• Directive: Take every line from the material that has the word "this" in it.

-- Begin --

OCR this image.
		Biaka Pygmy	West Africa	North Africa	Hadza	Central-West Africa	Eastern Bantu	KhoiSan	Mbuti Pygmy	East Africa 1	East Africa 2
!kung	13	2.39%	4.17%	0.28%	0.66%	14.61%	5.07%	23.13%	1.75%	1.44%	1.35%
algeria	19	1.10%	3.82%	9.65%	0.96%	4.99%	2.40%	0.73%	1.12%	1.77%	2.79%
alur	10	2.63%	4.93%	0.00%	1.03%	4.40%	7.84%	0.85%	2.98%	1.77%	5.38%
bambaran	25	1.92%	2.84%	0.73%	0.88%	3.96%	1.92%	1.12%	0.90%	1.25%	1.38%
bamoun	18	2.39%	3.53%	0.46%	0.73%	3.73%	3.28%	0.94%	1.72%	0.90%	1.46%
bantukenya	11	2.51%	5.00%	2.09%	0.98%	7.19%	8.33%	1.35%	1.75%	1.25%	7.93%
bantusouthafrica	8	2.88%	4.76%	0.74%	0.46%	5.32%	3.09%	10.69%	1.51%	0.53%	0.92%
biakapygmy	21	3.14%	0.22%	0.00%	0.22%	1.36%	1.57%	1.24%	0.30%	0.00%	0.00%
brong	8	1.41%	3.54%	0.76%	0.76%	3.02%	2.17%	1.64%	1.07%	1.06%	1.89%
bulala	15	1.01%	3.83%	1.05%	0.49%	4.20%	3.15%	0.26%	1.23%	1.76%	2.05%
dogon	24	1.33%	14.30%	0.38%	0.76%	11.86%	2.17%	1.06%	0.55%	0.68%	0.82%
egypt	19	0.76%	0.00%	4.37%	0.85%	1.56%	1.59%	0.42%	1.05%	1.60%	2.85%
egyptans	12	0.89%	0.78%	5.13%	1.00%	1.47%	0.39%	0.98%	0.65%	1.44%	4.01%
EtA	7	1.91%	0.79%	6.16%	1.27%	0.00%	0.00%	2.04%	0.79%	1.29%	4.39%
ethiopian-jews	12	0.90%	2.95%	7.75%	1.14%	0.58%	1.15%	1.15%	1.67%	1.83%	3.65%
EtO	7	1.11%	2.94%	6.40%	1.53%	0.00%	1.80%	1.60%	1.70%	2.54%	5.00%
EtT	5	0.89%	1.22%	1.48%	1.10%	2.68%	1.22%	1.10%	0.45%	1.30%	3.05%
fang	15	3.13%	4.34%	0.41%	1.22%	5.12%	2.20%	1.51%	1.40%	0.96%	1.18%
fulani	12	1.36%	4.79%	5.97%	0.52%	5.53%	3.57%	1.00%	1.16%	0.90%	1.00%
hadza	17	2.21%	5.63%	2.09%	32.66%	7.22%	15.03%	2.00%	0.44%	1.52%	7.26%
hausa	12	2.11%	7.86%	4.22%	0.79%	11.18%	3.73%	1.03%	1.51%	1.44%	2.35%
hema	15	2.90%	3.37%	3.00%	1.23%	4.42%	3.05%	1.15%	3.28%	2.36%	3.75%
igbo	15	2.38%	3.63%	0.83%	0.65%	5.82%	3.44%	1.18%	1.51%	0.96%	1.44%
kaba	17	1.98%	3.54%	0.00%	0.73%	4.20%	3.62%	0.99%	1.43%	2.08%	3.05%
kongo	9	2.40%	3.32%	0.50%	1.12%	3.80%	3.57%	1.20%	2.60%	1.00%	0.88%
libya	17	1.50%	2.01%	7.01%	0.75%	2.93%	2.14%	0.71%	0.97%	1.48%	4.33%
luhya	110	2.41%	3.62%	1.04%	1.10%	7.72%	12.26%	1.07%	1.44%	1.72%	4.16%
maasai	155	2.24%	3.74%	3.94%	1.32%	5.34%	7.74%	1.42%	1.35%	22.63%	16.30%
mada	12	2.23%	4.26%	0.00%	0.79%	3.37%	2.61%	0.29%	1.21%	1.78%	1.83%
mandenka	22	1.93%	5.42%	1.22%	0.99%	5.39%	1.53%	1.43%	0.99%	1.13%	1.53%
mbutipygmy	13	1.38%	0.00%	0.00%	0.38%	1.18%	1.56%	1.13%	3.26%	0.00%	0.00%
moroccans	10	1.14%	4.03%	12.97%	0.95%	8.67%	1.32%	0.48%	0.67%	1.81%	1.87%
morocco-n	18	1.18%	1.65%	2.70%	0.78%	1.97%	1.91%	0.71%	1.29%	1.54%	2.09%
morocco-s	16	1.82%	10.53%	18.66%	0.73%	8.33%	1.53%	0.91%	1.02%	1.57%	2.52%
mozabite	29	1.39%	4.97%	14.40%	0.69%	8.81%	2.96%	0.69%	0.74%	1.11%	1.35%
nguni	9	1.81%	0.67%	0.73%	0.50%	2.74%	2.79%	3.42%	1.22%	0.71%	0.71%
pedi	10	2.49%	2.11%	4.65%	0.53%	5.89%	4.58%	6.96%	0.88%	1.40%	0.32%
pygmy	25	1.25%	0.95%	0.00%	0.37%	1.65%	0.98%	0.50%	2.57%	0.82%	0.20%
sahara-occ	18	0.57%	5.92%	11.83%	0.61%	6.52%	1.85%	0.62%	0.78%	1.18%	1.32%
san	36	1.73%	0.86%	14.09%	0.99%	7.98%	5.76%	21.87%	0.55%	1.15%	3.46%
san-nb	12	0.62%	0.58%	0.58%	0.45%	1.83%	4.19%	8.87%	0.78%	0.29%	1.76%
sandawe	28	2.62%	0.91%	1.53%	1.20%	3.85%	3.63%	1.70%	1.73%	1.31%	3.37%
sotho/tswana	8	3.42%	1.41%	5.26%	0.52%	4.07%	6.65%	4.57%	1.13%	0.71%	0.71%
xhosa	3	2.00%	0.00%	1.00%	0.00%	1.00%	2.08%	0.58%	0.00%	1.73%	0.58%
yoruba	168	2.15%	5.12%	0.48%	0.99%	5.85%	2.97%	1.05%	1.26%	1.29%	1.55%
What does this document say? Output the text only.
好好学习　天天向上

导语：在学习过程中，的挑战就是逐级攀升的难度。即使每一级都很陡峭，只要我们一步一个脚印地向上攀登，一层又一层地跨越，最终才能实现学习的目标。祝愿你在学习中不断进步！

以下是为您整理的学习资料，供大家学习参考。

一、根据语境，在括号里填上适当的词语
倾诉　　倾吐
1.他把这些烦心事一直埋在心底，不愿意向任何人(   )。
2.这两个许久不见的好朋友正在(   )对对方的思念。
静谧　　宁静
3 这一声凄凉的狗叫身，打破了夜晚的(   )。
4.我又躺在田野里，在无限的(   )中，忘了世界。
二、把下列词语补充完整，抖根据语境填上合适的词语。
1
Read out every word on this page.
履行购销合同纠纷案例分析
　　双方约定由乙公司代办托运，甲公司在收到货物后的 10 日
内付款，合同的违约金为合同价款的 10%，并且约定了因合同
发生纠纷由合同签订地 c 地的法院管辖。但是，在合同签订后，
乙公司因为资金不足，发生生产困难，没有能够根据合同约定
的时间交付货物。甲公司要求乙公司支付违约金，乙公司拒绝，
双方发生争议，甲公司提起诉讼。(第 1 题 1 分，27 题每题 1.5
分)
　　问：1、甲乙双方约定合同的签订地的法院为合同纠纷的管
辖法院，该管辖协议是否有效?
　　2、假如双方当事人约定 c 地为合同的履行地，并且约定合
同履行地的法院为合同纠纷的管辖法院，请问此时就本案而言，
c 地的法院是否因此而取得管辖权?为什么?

-- End --

• Answer below:
OCR this image.
What does this document say? Output the text only.
Read out every word on this page.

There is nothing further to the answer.